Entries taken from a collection
"""
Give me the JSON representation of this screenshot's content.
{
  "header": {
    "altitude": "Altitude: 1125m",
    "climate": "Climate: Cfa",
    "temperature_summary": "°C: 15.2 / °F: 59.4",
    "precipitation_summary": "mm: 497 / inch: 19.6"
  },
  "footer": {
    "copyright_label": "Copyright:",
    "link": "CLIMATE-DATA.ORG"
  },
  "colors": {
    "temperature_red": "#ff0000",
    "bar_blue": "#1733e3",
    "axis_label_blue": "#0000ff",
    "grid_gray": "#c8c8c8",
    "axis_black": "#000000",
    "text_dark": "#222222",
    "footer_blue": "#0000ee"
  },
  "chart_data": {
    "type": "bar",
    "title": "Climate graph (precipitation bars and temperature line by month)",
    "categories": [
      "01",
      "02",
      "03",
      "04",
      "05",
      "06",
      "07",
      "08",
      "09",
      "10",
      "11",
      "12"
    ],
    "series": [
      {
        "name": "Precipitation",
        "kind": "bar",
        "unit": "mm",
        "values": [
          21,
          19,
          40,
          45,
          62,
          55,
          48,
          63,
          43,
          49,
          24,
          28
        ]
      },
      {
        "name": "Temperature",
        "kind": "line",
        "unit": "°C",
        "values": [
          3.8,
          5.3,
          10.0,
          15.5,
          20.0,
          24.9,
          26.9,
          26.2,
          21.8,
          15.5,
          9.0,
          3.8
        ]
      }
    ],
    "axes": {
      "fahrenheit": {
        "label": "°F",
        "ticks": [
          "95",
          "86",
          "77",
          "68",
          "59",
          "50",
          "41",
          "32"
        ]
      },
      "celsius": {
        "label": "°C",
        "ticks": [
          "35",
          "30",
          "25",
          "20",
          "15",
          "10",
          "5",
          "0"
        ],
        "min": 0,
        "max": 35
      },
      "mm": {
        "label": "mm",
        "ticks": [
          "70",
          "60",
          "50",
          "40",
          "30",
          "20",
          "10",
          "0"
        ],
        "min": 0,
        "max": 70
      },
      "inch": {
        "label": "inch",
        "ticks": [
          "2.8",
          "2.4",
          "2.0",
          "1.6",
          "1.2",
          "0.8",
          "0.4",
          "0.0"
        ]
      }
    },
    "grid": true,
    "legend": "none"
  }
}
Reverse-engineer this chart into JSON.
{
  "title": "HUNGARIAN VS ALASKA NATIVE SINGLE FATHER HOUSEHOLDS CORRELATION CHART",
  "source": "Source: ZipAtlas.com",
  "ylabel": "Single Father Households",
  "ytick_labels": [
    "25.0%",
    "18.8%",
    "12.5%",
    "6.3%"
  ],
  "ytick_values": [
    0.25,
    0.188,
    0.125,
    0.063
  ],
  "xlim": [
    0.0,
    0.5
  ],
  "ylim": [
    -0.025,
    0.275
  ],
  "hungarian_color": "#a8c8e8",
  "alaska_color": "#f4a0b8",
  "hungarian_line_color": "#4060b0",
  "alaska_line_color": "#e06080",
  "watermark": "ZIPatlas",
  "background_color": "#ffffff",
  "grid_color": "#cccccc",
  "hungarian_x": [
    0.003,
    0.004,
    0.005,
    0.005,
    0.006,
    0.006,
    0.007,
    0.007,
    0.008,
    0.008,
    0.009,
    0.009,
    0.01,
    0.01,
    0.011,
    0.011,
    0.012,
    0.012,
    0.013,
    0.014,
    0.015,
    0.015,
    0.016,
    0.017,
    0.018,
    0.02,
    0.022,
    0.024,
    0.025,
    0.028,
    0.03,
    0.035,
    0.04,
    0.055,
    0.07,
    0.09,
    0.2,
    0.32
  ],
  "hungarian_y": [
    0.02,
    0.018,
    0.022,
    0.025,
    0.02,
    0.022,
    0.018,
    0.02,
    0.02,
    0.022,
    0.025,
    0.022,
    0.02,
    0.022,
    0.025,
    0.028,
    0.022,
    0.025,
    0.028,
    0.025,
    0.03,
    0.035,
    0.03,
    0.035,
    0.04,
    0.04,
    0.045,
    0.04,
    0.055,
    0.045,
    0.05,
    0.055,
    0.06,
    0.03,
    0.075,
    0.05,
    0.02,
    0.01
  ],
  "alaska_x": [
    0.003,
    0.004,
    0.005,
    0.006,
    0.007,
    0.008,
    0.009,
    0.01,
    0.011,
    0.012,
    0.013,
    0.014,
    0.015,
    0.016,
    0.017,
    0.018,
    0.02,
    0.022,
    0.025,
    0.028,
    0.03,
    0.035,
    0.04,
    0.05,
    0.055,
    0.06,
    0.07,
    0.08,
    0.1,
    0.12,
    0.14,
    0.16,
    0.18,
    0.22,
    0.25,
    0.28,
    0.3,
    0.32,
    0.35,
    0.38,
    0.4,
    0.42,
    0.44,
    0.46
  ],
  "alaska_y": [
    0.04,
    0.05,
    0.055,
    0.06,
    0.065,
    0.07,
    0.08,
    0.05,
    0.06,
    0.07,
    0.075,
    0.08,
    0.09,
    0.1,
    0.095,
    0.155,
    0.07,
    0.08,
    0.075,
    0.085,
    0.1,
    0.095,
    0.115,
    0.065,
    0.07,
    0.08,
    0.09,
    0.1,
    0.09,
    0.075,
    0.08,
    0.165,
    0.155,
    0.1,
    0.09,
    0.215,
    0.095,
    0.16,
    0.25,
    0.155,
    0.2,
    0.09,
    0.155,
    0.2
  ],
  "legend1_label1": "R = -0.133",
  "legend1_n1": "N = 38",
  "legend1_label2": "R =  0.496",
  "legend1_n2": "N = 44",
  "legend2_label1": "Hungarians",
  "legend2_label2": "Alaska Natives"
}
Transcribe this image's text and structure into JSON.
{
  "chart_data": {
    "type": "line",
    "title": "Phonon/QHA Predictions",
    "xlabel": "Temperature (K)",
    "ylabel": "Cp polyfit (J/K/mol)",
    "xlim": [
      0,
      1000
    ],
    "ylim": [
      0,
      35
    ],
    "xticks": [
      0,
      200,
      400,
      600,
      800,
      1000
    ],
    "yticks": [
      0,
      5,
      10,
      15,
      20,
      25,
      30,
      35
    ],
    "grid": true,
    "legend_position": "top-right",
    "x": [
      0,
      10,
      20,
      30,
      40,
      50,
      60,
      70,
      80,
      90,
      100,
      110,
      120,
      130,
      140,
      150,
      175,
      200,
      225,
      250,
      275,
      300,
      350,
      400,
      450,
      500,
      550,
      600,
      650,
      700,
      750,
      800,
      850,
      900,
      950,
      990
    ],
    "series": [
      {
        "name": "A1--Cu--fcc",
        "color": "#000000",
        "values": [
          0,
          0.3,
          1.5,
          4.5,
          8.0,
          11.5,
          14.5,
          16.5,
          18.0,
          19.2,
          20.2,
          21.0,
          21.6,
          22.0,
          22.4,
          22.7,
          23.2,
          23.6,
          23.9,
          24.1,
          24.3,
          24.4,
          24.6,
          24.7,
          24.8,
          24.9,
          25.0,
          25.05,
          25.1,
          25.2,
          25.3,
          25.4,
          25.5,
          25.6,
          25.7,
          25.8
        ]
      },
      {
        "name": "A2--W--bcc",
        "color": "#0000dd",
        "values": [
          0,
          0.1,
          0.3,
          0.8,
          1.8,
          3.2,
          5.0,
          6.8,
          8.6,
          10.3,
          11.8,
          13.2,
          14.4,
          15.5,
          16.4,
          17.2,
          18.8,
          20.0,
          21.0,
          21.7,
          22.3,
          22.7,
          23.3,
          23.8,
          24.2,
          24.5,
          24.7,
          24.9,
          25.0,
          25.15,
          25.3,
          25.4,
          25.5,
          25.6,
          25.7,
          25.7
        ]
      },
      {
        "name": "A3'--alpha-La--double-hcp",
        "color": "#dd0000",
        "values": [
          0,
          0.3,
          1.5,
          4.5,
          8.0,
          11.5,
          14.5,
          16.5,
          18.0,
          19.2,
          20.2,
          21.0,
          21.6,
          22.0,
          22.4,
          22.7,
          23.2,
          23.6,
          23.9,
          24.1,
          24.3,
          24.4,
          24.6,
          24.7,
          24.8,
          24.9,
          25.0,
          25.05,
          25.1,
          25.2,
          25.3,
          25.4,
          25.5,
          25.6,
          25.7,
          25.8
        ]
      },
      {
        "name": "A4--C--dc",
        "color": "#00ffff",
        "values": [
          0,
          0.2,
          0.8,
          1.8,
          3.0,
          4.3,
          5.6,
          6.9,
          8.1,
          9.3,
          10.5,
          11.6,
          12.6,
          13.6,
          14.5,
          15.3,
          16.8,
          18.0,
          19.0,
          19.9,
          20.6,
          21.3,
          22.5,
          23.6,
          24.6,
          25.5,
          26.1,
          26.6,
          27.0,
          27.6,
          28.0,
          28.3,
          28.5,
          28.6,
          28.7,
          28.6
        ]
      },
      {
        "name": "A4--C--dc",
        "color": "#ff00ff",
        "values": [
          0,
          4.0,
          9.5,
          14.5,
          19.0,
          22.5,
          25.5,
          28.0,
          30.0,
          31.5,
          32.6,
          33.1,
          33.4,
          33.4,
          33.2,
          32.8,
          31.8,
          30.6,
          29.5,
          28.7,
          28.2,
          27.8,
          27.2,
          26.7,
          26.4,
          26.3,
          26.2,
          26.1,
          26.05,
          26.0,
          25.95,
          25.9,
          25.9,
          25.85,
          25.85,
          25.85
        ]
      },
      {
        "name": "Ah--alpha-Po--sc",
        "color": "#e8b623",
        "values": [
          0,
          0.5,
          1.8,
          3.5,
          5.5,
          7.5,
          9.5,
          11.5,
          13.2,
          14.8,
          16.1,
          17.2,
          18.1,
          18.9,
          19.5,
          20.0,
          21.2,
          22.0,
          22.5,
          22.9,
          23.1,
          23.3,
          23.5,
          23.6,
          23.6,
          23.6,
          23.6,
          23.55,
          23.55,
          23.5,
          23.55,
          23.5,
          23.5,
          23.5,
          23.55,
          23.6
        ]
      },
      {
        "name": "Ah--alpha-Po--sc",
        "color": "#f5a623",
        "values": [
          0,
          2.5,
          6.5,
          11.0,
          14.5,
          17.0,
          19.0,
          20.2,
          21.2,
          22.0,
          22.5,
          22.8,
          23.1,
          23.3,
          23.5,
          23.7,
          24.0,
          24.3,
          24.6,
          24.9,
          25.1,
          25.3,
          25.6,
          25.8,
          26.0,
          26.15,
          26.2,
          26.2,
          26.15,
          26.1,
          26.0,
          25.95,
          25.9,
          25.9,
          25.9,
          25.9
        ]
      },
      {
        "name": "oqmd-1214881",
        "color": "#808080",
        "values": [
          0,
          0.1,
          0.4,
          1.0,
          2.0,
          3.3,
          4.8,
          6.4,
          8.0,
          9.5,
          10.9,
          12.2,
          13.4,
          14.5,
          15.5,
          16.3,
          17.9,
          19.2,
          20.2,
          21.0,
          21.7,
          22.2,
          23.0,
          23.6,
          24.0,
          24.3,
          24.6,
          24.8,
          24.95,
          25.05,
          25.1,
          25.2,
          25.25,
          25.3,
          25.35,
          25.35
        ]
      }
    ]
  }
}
"""
Locate the word "JSON" in the records above, and return each line that has it.

Give me the JSON representation of this screenshot's content.
Reverse-engineer this chart into JSON.
Transcribe this image's text and structure into JSON.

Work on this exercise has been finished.